GOAL OF THE EXERCISE:
Go through the entries below and collect each line with the string "也可以预约看房和购置房产" in it.
────────────────
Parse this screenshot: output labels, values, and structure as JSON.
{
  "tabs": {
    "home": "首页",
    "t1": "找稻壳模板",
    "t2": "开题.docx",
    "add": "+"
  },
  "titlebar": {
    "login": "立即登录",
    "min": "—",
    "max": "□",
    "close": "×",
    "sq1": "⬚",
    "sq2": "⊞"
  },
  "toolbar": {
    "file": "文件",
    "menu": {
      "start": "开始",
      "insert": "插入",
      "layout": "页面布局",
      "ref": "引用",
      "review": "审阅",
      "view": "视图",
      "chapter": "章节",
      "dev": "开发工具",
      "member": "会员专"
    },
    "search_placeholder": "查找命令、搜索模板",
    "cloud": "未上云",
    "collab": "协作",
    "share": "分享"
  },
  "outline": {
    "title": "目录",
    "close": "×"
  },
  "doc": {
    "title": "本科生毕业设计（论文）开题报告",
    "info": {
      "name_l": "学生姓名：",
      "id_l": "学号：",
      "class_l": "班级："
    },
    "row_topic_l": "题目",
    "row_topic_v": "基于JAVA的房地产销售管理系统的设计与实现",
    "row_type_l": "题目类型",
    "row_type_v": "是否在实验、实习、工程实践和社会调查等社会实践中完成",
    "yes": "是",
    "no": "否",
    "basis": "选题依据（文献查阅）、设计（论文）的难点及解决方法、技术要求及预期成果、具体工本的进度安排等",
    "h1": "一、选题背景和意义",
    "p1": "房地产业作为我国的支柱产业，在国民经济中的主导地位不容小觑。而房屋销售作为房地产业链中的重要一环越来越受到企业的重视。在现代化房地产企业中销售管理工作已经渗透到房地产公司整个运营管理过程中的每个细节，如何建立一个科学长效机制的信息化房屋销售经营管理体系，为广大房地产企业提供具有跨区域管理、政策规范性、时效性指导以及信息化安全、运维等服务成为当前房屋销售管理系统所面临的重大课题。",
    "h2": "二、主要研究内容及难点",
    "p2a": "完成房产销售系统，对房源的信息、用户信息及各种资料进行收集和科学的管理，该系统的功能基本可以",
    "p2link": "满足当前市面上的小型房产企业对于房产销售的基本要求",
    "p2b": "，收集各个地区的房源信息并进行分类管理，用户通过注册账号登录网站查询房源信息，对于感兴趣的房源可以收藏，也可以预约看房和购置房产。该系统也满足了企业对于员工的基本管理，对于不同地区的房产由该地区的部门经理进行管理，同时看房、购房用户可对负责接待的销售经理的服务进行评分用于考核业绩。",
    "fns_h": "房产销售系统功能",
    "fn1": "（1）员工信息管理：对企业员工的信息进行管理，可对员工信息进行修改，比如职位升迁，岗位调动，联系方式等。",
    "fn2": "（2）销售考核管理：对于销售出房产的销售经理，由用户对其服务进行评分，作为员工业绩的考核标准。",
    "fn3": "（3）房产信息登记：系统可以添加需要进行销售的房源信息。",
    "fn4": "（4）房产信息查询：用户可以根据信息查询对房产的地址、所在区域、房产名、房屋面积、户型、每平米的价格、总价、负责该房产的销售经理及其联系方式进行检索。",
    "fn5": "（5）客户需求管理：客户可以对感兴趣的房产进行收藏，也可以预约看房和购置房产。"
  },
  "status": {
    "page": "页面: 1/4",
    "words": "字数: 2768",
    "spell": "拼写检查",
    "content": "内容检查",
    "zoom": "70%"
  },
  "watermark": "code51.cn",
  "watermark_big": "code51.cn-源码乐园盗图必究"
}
────────────────
ANSWER TO THE PROBLEM:
    "p2b": "，收集各个地区的房源信息并进行分类管理，用户通过注册账号登录网站查询房源信息，对于感兴趣的房源可以收藏，也可以预约看房和购置房产。该系统也满足了企业对于员工的基本管理，对于不同地区的房产由该地区的部门经理进行管理，同时看房、购房用户可对负责接待的销售经理的服务进行评分用于考核业绩。",
    "fn5": "（5）客户需求管理：客户可以对感兴趣的房产进行收藏，也可以预约看房和购置房产。"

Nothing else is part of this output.